## Figure data in JSON
-- start --
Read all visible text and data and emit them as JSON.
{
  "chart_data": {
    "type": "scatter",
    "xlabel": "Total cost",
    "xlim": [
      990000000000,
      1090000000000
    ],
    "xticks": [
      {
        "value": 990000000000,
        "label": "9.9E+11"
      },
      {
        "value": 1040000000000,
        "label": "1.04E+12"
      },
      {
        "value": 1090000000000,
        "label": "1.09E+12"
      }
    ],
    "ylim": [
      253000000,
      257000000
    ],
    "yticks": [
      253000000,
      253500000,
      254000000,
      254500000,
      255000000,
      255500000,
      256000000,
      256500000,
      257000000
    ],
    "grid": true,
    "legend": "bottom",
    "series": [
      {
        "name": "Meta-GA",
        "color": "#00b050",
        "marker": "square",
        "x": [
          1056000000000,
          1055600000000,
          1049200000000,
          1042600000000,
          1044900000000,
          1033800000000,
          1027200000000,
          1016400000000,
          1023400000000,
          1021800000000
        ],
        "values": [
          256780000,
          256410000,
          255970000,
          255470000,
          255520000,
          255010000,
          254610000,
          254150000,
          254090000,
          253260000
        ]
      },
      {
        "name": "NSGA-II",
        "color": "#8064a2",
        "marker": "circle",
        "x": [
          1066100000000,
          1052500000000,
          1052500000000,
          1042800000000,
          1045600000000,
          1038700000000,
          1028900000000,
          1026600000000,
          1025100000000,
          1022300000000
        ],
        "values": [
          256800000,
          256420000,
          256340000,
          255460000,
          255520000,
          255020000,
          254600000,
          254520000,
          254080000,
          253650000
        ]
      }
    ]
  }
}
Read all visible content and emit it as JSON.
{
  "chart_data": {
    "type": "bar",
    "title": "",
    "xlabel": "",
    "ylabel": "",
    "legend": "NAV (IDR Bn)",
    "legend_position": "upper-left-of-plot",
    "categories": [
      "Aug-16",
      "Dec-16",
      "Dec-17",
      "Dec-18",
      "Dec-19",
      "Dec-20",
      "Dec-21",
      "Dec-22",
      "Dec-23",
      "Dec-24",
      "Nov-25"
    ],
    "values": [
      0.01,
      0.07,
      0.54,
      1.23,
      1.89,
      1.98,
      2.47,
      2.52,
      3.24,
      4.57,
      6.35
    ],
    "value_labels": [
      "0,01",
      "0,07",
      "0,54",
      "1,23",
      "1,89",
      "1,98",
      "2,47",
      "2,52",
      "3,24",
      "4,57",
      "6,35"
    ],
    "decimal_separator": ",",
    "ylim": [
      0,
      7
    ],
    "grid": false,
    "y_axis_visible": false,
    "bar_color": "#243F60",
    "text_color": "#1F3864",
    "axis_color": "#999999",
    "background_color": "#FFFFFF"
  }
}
-- end --
## REQUIREMENTS
Return the line that contains "Read all visible content and emit it as JSON." along with every line after it through the end of the entries, exactly, adding nothing.

## SOLVED EXERCISE
Read all visible content and emit it as JSON.
{
  "chart_data": {
    "type": "bar",
    "title": "",
    "xlabel": "",
    "ylabel": "",
    "legend": "NAV (IDR Bn)",
    "legend_position": "upper-left-of-plot",
    "categories": [
      "Aug-16",
      "Dec-16",
      "Dec-17",
      "Dec-18",
      "Dec-19",
      "Dec-20",
      "Dec-21",
      "Dec-22",
      "Dec-23",
      "Dec-24",
      "Nov-25"
    ],
    "values": [
      0.01,
      0.07,
      0.54,
      1.23,
      1.89,
      1.98,
      2.47,
      2.52,
      3.24,
      4.57,
      6.35
    ],
    "value_labels": [
      "0,01",
      "0,07",
      "0,54",
      "1,23",
      "1,89",
      "1,98",
      "2,47",
      "2,52",
      "3,24",
      "4,57",
      "6,35"
    ],
    "decimal_separator": ",",
    "ylim": [
      0,
      7
    ],
    "grid": false,
    "y_axis_visible": false,
    "bar_color": "#243F60",
    "text_color": "#1F3864",
    "axis_color": "#999999",
    "background_color": "#FFFFFF"
  }
}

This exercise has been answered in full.